**The request**
In the entries below, find the lines with the word "video" and copy them.

**Dataset records**
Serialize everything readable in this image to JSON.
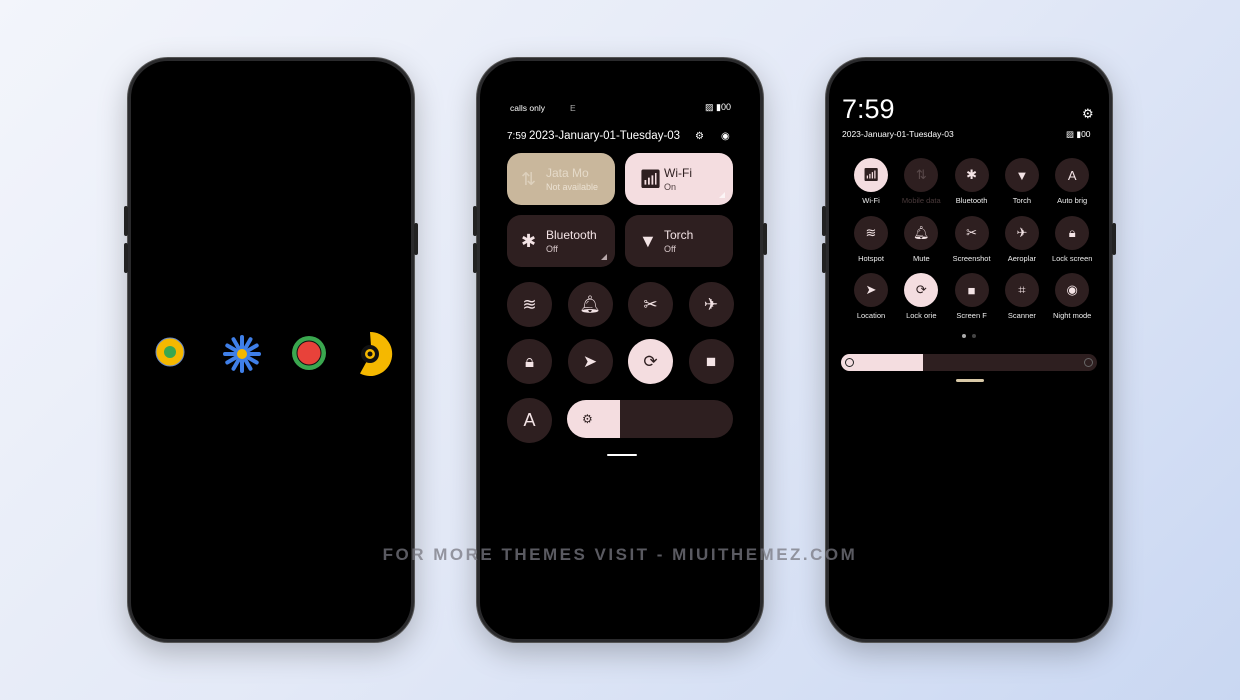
{
  "watermark": "FOR MORE THEMES VISIT - MIUITHEMEZ.COM",
  "colors": {
    "accent": "#f4dde0",
    "tile_dark": "#2e1f20",
    "tile_beige": "#c9b79c"
  },
  "phone1": {
    "icons": [
      "dot-circle-icon",
      "flower-icon",
      "record-icon",
      "camera-lens-icon"
    ]
  },
  "phone2": {
    "status_left": "calls only",
    "status_mid": "E",
    "status_right": "00",
    "time": "7:59",
    "date": "2023-January-01-Tuesday-03",
    "tiles": [
      {
        "title": "Jata     Mo",
        "sub": "Not available",
        "icon": "mobile-data-icon"
      },
      {
        "title": "Wi-Fi",
        "sub": "On",
        "icon": "wifi-icon"
      },
      {
        "title": "Bluetooth",
        "sub": "Off",
        "icon": "bluetooth-icon"
      },
      {
        "title": "Torch",
        "sub": "Off",
        "icon": "torch-icon"
      }
    ],
    "toggles": [
      "hotspot-icon",
      "bell-icon",
      "screenshot-icon",
      "airplane-icon",
      "lock-icon",
      "location-icon",
      "rotation-lock-icon",
      "video-icon"
    ],
    "auto_brightness_glyph": "A",
    "brightness": 0.32
  },
  "phone3": {
    "time": "7:59",
    "date": "2023-January-01-Tuesday-03",
    "battery": "00",
    "toggles": [
      {
        "label": "Wi-Fi",
        "icon": "wifi-icon",
        "on": true
      },
      {
        "label": "Mobile data",
        "icon": "mobile-data-icon",
        "disabled": true
      },
      {
        "label": "Bluetooth",
        "icon": "bluetooth-icon"
      },
      {
        "label": "Torch",
        "icon": "torch-icon"
      },
      {
        "label": "Auto brig",
        "icon": "auto-brightness-icon"
      },
      {
        "label": "Hotspot",
        "icon": "hotspot-icon"
      },
      {
        "label": "Mute",
        "icon": "bell-icon"
      },
      {
        "label": "Screenshot",
        "icon": "screenshot-icon"
      },
      {
        "label": "Aeroplar",
        "icon": "airplane-icon"
      },
      {
        "label": "Lock screen",
        "icon": "lock-icon"
      },
      {
        "label": "Location",
        "icon": "location-icon"
      },
      {
        "label": "Lock orie",
        "icon": "rotation-lock-icon",
        "on": true
      },
      {
        "label": "Screen F",
        "icon": "video-icon"
      },
      {
        "label": "Scanner",
        "icon": "scanner-icon"
      },
      {
        "label": "Night mode",
        "icon": "eye-icon"
      }
    ],
    "page": 1,
    "pages": 2,
    "brightness": 0.32
  }
}
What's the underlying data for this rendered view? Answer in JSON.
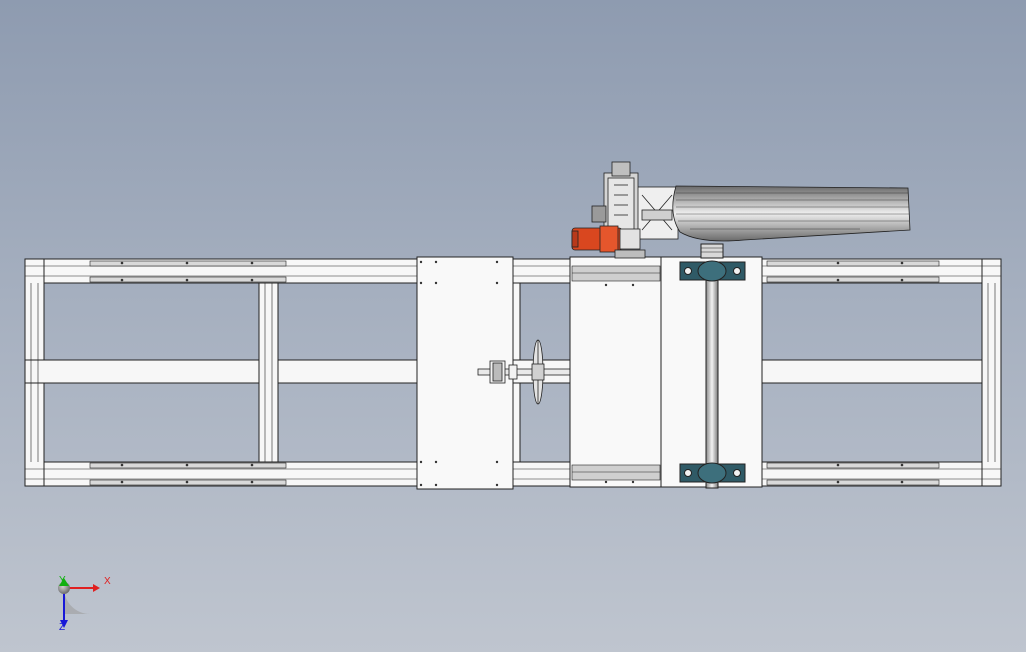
{
  "triad": {
    "x_label": "X",
    "y_label": "Y",
    "z_label": "Z",
    "x_color": "#e02020",
    "y_color": "#10b010",
    "z_color": "#1818d8"
  },
  "colors": {
    "background_top": "#8e9bb0",
    "background_bottom": "#bfc5cf",
    "frame": "#f7f7f7",
    "outline": "#222222",
    "motor": "#d9471f",
    "bearing_housing": "#2f5a66"
  }
}
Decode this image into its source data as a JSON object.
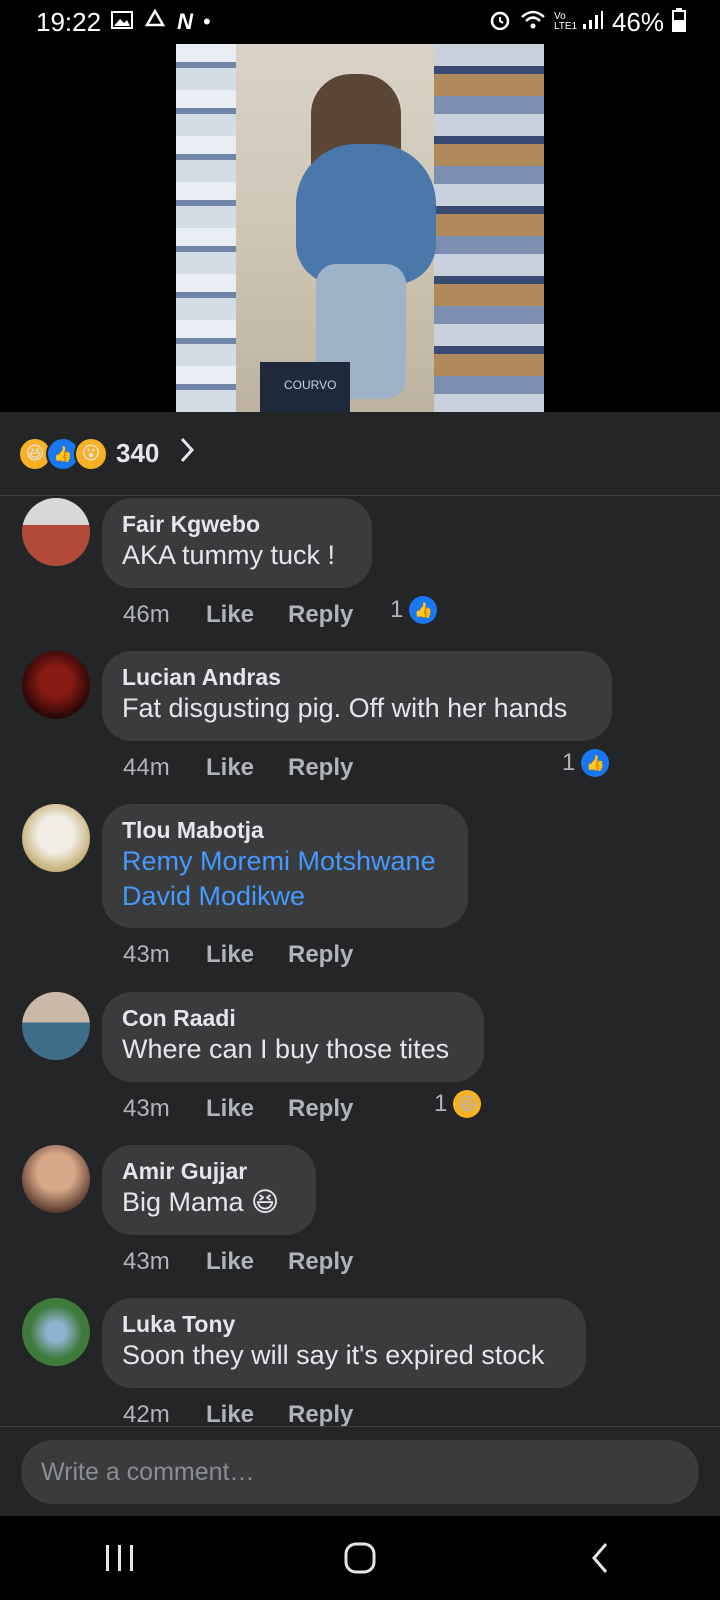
{
  "status_bar": {
    "time": "19:22",
    "network_label": "Vo LTE1",
    "battery": "46%",
    "icons": [
      "gallery-icon",
      "sync-icon",
      "n-app-icon",
      "dot-icon",
      "alarm-icon",
      "wifi-icon",
      "signal-icon",
      "battery-charging-icon"
    ]
  },
  "video": {
    "description_icon": "video-thumbnail",
    "sign_text": "COURVO"
  },
  "reactions": {
    "icons": [
      "haha-icon",
      "like-icon",
      "wow-icon"
    ],
    "count": "340"
  },
  "comments": [
    {
      "author": "Fair Kgwebo",
      "text": "AKA tummy tuck !",
      "time": "46m",
      "like": "Like",
      "reply": "Reply",
      "reaction_count": "1",
      "reaction_icon": "like-icon"
    },
    {
      "author": "Lucian Andras",
      "text": "Fat disgusting pig. Off with her hands",
      "time": "44m",
      "like": "Like",
      "reply": "Reply",
      "reaction_count": "1",
      "reaction_icon": "like-icon"
    },
    {
      "author": "Tlou Mabotja",
      "mentions": [
        "Remy Moremi Motshwane",
        "David Modikwe"
      ],
      "time": "43m",
      "like": "Like",
      "reply": "Reply"
    },
    {
      "author": "Con Raadi",
      "text": "Where can I buy those tites",
      "time": "43m",
      "like": "Like",
      "reply": "Reply",
      "reaction_count": "1",
      "reaction_icon": "haha-icon"
    },
    {
      "author": "Amir Gujjar",
      "text": "Big Mama 😆",
      "time": "43m",
      "like": "Like",
      "reply": "Reply"
    },
    {
      "author": "Luka Tony",
      "text": "Soon they will say it's expired stock",
      "time": "42m",
      "like": "Like",
      "reply": "Reply"
    }
  ],
  "composer": {
    "placeholder": "Write a comment…"
  },
  "nav": {
    "icons": [
      "recent-apps-icon",
      "home-icon",
      "back-icon"
    ]
  },
  "colors": {
    "background": "#242526",
    "bubble": "#3a3b3c",
    "mention": "#4599ff",
    "like_blue": "#1877f2",
    "haha_yellow": "#f7b125"
  }
}
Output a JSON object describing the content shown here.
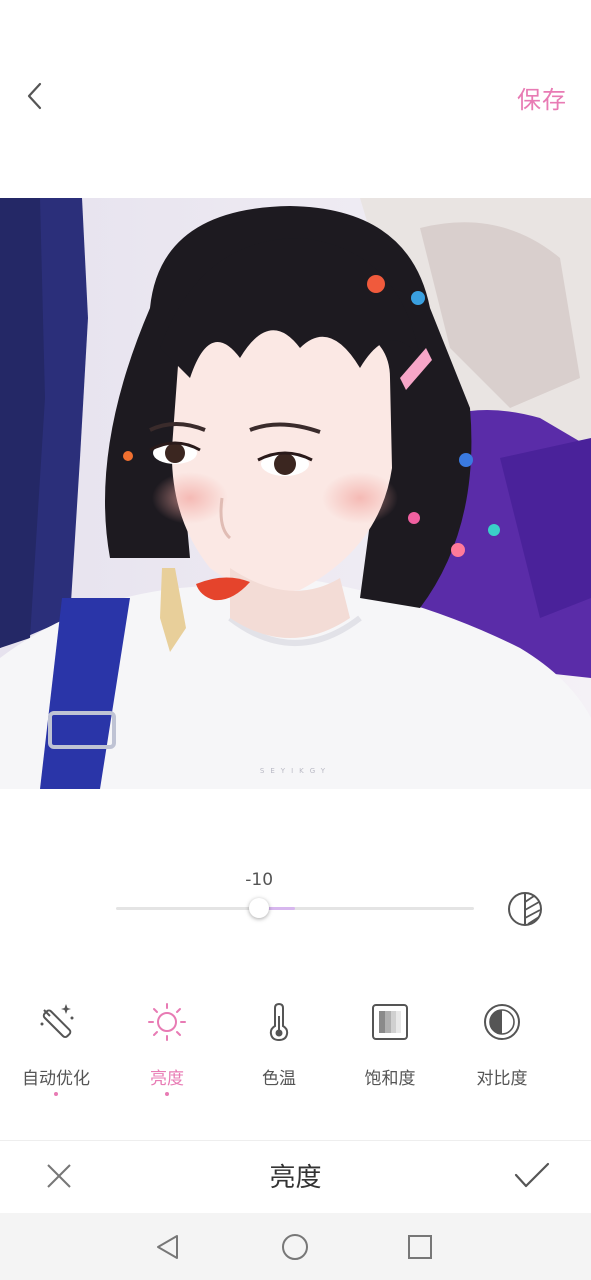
{
  "header": {
    "save_label": "保存",
    "accent_color": "#e87bb4"
  },
  "photo": {
    "watermark": "SEYIKGY"
  },
  "adjust": {
    "value": "-10",
    "value_number": -10,
    "slider_fraction": 0.4
  },
  "tools": [
    {
      "label": "自动优化",
      "icon": "magic-wand-icon",
      "marked": true
    },
    {
      "label": "亮度",
      "icon": "sun-icon",
      "active": true,
      "marked": true
    },
    {
      "label": "色温",
      "icon": "thermometer-icon"
    },
    {
      "label": "饱和度",
      "icon": "saturation-icon"
    },
    {
      "label": "对比度",
      "icon": "contrast-icon"
    }
  ],
  "bottom": {
    "title": "亮度"
  }
}
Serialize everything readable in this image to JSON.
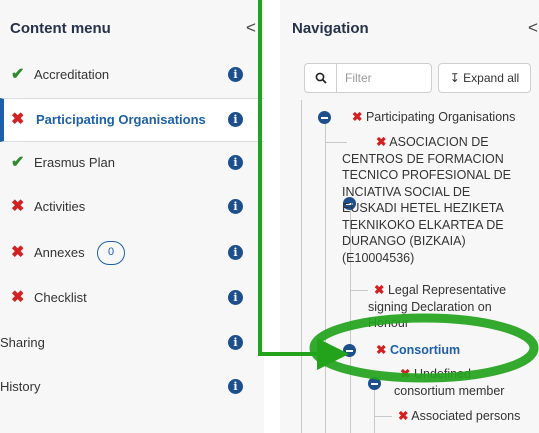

**Complete answer**
      "video-icon"
        "icon": "video-icon"
  "video": {
    "description_icon": "video-thumbnail",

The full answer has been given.